— Supplied text —
▼▼▼
To test this issue in a controlled environment, both versions of the application were executed on a MS Windows Phone 7 emulator provided by MS Visual Studio 2010 Express for Windows Phone. The delay introduced by the communication channel was estimated by calculating time required to transfer exchanged data through typical mobile communication channels such as GPRS (assumed throughput 56 Kbps), EDGE (236 Kbps) and HSDPA (7.2 Mbps).

Results of the GUI generation measurements are presented in Fig. 5. Average GUI generation time for the native application version is 9.3 ms and for the device-independent version is 45.7 ms. The increase is 36.4 ms.

Fig. 5
figure 5

Sequence diagrams of GUI state change in both versions of the application

To estimate the delay introduced by the communication channel, it was necessary to measure the size of data transferred from the server to the application. The size of data depends on which application view is presented. Table 1 presents average data sizes for each view of the prototype application and estimated delays for different channel speeds.

Table 1 Results of the communication delay estimation

4.3 Summary

The presented experiment shows that applications implemented according to the DIA may indeed maintain full functionality and usability of a native application. All functions of the original application were recreated in the device-independent version of the application, and the UI of the application remained unchanged. The results of performance evaluation show that the device-independent version of the application requires more time to provide a new GUI view after a state change. The delay caused by server-side GUI generation is very small, but the device-independent version is more susceptible to communication channel throughput. Nevertheless, with broadband mobile communication channels, the total delay is well below 1 s, which is assumed to be a reasonable limit for a static GUI response time [31]. Therefore, the overall application usability is not deteriorated by the increased GUI response time.
▲▲▲
Stored records:
▼▼▼
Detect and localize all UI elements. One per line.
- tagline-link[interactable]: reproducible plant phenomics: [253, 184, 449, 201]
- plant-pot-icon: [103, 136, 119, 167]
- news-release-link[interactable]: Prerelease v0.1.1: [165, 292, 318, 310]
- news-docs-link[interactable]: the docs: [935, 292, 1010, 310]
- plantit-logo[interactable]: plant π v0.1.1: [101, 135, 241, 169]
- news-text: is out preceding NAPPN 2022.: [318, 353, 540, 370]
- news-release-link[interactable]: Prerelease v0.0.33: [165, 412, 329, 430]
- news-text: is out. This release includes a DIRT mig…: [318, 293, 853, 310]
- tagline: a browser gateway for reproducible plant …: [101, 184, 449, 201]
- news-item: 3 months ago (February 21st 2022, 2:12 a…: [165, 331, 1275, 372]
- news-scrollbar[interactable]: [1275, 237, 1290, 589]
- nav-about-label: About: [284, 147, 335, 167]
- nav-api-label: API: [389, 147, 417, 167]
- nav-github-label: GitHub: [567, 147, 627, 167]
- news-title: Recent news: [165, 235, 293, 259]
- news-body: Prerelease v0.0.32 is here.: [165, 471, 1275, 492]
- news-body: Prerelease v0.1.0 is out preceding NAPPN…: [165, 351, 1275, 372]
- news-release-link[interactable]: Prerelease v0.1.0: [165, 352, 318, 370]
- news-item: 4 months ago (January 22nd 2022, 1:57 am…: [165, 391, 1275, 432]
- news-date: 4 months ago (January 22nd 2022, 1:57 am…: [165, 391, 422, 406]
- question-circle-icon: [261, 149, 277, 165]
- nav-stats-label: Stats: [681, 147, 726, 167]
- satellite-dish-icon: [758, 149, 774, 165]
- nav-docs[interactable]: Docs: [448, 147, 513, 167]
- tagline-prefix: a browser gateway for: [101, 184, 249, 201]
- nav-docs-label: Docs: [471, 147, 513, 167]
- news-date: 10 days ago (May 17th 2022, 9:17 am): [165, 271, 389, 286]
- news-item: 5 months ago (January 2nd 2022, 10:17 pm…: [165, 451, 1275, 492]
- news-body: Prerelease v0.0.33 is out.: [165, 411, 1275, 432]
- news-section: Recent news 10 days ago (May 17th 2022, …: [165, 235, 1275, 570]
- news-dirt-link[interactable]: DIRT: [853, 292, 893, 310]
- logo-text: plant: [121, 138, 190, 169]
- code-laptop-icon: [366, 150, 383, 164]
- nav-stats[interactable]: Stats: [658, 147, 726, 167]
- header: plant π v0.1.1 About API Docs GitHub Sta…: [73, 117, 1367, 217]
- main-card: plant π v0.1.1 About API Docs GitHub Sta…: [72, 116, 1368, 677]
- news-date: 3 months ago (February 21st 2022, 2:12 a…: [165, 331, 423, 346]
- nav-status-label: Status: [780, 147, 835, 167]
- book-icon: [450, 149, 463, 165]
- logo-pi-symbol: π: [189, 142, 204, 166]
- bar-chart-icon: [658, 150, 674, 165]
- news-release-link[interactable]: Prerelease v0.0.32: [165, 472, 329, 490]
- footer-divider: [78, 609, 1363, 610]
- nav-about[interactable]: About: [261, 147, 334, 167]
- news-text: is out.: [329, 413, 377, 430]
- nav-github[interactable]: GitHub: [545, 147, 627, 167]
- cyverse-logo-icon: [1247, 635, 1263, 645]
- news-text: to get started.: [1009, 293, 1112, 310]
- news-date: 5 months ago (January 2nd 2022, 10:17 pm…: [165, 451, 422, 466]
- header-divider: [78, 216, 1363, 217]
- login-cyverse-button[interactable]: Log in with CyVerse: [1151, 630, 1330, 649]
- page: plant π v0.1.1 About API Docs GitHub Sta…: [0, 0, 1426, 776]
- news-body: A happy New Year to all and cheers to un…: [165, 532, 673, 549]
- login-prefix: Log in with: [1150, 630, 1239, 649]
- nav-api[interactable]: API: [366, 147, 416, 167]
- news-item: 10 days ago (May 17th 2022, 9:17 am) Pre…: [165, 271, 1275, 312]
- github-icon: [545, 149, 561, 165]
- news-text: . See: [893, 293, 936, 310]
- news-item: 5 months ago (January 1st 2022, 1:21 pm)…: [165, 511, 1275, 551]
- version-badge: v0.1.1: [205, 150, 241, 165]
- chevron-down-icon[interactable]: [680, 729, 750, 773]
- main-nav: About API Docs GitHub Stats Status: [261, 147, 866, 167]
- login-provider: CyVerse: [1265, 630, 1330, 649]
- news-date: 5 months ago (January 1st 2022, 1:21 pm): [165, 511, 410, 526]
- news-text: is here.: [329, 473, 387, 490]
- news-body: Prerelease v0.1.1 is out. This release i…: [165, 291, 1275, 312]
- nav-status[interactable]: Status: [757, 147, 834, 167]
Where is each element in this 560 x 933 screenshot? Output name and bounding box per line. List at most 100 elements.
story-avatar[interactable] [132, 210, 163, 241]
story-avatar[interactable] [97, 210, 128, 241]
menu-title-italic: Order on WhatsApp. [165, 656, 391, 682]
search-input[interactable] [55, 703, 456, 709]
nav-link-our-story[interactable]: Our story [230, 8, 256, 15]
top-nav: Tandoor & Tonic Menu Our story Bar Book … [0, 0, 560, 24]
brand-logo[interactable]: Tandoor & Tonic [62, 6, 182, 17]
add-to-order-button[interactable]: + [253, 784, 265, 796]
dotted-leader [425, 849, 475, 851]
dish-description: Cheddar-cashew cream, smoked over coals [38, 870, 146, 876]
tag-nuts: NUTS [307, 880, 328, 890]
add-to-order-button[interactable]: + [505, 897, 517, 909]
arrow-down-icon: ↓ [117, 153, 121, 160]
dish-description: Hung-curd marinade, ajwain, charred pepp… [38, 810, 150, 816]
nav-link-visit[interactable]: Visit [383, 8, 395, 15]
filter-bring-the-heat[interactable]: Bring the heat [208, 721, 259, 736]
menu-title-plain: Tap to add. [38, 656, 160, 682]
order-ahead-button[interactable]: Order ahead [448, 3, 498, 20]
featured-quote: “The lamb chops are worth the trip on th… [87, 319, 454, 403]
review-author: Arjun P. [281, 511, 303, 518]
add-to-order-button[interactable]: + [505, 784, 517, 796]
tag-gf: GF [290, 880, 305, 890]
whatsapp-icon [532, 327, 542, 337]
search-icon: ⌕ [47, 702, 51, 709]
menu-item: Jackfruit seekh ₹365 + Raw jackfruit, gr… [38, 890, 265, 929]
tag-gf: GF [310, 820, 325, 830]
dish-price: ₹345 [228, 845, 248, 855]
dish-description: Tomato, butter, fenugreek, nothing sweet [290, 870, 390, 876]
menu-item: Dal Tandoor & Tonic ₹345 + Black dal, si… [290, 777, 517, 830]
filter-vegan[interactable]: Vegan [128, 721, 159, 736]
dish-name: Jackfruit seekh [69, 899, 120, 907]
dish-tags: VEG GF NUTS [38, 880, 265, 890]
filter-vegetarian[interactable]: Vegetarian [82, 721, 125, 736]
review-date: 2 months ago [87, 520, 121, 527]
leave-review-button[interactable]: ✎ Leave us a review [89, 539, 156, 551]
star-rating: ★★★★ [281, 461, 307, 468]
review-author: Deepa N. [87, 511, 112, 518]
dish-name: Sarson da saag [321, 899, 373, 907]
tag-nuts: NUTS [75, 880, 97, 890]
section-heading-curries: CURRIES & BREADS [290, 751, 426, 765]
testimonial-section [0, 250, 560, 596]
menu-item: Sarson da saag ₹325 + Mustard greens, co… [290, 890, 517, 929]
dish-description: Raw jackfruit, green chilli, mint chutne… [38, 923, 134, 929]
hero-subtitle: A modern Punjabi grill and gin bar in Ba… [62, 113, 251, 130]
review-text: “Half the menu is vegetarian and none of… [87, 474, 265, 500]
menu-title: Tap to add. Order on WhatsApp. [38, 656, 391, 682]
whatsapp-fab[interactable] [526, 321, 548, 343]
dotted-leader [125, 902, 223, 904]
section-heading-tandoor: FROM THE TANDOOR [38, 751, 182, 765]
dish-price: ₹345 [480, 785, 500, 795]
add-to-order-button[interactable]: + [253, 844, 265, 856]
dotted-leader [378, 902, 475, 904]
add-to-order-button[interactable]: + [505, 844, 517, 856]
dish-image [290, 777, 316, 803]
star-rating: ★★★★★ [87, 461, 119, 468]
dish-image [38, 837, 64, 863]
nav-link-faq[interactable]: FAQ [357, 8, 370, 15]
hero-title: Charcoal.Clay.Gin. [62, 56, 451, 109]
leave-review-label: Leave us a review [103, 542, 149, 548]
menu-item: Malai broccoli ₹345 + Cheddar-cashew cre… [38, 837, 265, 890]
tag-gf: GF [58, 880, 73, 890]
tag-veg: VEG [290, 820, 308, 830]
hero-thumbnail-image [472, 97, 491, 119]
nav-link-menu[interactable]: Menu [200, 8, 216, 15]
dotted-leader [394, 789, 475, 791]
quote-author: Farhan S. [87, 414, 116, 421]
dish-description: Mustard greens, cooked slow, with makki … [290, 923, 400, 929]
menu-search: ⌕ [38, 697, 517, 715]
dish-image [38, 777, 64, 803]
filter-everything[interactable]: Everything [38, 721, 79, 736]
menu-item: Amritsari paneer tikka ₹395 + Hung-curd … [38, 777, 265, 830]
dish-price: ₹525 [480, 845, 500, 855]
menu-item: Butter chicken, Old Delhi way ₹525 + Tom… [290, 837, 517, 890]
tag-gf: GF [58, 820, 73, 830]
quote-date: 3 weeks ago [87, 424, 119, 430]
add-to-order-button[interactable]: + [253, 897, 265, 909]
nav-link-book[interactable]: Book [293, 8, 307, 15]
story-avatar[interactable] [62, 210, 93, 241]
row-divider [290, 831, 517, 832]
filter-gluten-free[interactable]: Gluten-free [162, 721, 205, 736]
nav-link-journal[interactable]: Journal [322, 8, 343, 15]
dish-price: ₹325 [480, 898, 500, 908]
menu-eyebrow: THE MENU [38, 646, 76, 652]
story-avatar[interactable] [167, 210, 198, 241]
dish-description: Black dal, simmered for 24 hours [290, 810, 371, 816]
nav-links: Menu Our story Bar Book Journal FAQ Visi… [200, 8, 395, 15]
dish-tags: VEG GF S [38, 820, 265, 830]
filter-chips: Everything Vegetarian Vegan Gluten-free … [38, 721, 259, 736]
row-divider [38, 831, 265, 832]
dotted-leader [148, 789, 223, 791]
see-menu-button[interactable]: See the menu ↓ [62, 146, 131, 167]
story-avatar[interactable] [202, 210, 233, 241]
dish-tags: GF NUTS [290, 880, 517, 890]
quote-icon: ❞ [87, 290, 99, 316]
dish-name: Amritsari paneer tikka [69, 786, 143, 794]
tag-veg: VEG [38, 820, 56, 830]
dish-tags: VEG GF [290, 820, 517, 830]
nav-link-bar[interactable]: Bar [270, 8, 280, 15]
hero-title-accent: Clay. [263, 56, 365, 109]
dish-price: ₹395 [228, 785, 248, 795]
▲▲▲
— Tasks —
a) Reproduce verbatim the portion of the passage on the device-independent application's performance that begins at the words "To estimate the" and stops after the words "different channel speeds.".
b) Write the next part of the passage on the device-independent application's performance, picking up after its final sentence.

— Exercise results —
a)
To estimate the delay introduced by the communication channel, it was necessary to measure the size of data transferred from the server to the application. The size of data depends on which application view is presented. Table 1 presents average data sizes for each view of the prototype application and estimated delays for different channel speeds.

b)
5 Conclusions and future research

The DIA, presented in this paper, is a response to the opportunity provided by the multitude of smart end-devices that compose the IoT—an opportunity that can result in development of truly device-independent and ubiquitous applications. The main idea behind the DIA is to move the processing out of end-devices to a cloud-based infrastructure and to introduce a set of protocols and services that separate applications from end-devices and provide support for development of multi-device applications. The presented experiment confirms that the DIA is a viable concept and that it provides the assumed benefits. The original application analyzed in the experiment was limited to smartphones running the MS Windows Phone 7 OS and the transformation into a device-independent application according to the DIA concept made the application available on any end-device featuring the set of necessary, but common, features: a screen, a geolocation service, a touchscreen, a camera and a microphone.

The DIA approaches the problem of application device independence from a new perspective and opens a wide range of new research topics. From provision of continuous and stable device connectivity, to detection of device availability crucial for multi-device usage scenarios, to UI abstraction, adaptation and distribution issues.

The presented DIA is an extensible solution and enables enhancements that provide additional functions. This creates an opportunity for new services that would help better support device-independent and multi-device applications: application markets and catalogs, private application repositories, third party services for gathering and sharing user preferences, device usage billing and micropayment services (provided, for example, by telecom operators), etc.

Each of these topics is a challenging task on its own. To succeed in this broad field, a coordinated research effort is required. We believe that the concept presented in this paper provides a solid framework for future research in the field of device-independent applications and will eventually ease the burden of developing truly ubiquitous applications that efficiently use capabilities of multiple devices.